> THE TASKS:
**A.** Using the Ike Davis profile, explain what earned him a place on the BP 101 and an early-season promotion to the majors in 2010.
**B.** Write the next part of the Ike Davis profile, picking up after its last sentence.

>> BEGIN SELECTION

January 16, 2015
Player Profile
Ike Davis
by Wilson Karaman
Ummm… what now? An entire fantasy player profile about Ike Davis? The guy that returned a whopping $8 of NL-only value last year? The guy who’s currently going as the thirty-eighth first baseman off the board in early NFBC drafts, behind the Yonder Alonsos and Mitch Morelands of the world? Yeah, that’s the guy. He doesn’t deserve that kind of a draft day fate. Walk with me. Let’s talk about Ike Davis, and why he shouldn’t be that irrelevant to your 2015 plans.
Player Background
Davis was drafted 18th overall in 2008 by the Mets out of Arizona State, where he posted a monster season in his junior year to put himself in the running for a first-round selection. He was lauded for his advanced pitch recognition and strong bat speed, but scouts questioned his swing length and his struggles in multiple wood bat leagues were noted as a legitimate concern. After struggling initially he posted a strong season across High-A and Double-A in 2009, leading to a spot on the BP 101 prior to the 2010 season and ultimately an aggressive early-season promotion to The Show that spring. He responded with a solid .299 TAv rookie campaign, but after a hot start to his follow-up effort, he lost almost all of 2011 to a nasty ankle injury. He came back and hit 32 bombs in 2012, albeit with a BABIP-impeded .227 batting average. He’s struggled subsequently to find any kind of offensive consistency over the last two seasons, bouncing from Queens, to Pittsburgh, and now on to Oakland in exchange for a mere international bonus slot.

>> END SELECTION
>> BEGIN DATA LISTING

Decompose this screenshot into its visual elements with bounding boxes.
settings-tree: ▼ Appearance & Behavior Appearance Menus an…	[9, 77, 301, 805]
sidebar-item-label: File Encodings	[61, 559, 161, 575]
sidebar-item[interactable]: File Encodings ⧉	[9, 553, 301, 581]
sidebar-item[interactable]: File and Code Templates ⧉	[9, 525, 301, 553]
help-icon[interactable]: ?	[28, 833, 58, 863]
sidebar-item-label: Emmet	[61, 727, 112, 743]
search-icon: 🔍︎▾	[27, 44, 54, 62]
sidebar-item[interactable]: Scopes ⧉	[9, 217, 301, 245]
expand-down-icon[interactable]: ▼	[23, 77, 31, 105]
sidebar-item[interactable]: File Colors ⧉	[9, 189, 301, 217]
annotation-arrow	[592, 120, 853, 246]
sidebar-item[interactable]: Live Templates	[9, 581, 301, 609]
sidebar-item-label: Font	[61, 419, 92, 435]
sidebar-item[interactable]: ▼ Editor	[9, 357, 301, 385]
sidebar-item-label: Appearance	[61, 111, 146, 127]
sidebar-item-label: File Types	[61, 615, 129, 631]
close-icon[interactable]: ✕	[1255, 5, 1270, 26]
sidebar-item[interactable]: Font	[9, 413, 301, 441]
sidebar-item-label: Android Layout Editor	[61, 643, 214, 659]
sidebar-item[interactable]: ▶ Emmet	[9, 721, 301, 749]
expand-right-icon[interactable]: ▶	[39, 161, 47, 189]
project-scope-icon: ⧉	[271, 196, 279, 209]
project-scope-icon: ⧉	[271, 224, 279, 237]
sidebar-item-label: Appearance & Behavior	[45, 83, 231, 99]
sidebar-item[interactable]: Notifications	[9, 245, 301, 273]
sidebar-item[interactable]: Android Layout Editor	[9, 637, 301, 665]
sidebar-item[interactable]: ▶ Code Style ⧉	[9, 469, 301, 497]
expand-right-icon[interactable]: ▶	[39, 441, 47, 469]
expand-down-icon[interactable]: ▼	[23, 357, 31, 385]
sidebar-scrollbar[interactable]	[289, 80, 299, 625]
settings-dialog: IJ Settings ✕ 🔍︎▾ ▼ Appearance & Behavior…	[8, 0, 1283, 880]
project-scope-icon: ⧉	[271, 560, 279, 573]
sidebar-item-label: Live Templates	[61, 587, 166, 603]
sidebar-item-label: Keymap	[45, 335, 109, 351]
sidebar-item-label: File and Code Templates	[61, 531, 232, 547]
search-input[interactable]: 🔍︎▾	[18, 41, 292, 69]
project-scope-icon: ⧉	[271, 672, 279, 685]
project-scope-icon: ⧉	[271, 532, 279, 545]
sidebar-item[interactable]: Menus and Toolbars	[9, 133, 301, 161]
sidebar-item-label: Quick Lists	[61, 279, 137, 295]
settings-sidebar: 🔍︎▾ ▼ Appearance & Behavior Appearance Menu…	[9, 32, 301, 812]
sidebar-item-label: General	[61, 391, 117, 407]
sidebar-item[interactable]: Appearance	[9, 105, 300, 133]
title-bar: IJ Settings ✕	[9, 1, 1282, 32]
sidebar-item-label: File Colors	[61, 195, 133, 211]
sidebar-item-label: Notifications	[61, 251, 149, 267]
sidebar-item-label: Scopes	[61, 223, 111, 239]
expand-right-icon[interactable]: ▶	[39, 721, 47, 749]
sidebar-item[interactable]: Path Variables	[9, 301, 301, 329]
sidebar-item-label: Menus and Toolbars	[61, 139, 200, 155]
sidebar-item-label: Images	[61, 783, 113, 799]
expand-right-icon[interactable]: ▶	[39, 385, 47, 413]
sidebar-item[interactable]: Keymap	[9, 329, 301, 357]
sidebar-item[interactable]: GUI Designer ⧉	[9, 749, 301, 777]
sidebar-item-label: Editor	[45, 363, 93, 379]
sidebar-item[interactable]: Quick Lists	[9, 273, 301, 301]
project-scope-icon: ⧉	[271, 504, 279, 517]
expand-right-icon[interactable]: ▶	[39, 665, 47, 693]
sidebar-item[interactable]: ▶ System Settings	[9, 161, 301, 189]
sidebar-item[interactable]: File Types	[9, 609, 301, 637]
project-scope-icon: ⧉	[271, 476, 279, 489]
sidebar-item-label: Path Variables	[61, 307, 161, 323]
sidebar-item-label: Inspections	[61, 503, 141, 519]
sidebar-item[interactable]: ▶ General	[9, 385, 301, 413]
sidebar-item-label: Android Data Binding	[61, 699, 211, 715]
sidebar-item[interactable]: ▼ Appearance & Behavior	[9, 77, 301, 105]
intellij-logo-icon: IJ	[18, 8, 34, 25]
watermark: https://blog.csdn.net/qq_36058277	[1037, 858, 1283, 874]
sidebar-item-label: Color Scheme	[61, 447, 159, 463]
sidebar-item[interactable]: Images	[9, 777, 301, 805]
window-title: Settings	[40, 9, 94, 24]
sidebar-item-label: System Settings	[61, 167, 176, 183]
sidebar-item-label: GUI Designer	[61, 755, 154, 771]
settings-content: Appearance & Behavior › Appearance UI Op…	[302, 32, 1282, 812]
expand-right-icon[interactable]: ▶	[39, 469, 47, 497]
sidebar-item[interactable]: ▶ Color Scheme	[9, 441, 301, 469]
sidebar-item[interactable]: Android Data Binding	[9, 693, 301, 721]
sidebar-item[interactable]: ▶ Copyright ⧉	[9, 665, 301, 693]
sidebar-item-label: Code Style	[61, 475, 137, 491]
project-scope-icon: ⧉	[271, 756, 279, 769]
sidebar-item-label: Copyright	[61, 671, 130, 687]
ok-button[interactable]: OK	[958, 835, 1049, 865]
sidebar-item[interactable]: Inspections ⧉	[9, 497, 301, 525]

>> END DATA LISTING

> WRITTEN RESPONSES:
**A.** After struggling initially, Davis had a strong 2009 season across High-A and Double-A. That performance led to his spot on the BP 101 before the 2010 season and then to an aggressive early-season promotion to the majors that spring.

**B.**
What Went Right in 2014
Well, he stayed pretty healthy. That’s something, right? He lost a chunk of time in spring training to a calf injury, and in turn he struggled mightily out of the gate. But then he had a nice little month of May, in which he hit .326/.408/.453 and elbowed his way into regular playing time before everything came crashing back down in June. The most encouraging thing he did last summer for our purposes was post strong numbers against right-handed pitching. In almost 400 plate appearances he hit .247/.360/.405 with an impressive 60-to-66 BB:K ratio. He dramatically improved his whiff rate against opposite-handed pitching, to the tune of swinging and missing almost 4.5 percentage points less often. Best of all, he was able to cut out all of the whiffs while still hanging onto the vast majority of progress he’d made in upping his walk rate in 2013. And while on the surface his .247 batting average looks generally appropriate given a BABIP in line with his career average, his 24% line drive rate suggests he may have deserved a better fate. He also appeared to get unlucky in the homerun department, as his 10.5 percent HR:FB rate was about six points off his career number despite a nice rebound from his disastrous 2013 performance in batted ball distance.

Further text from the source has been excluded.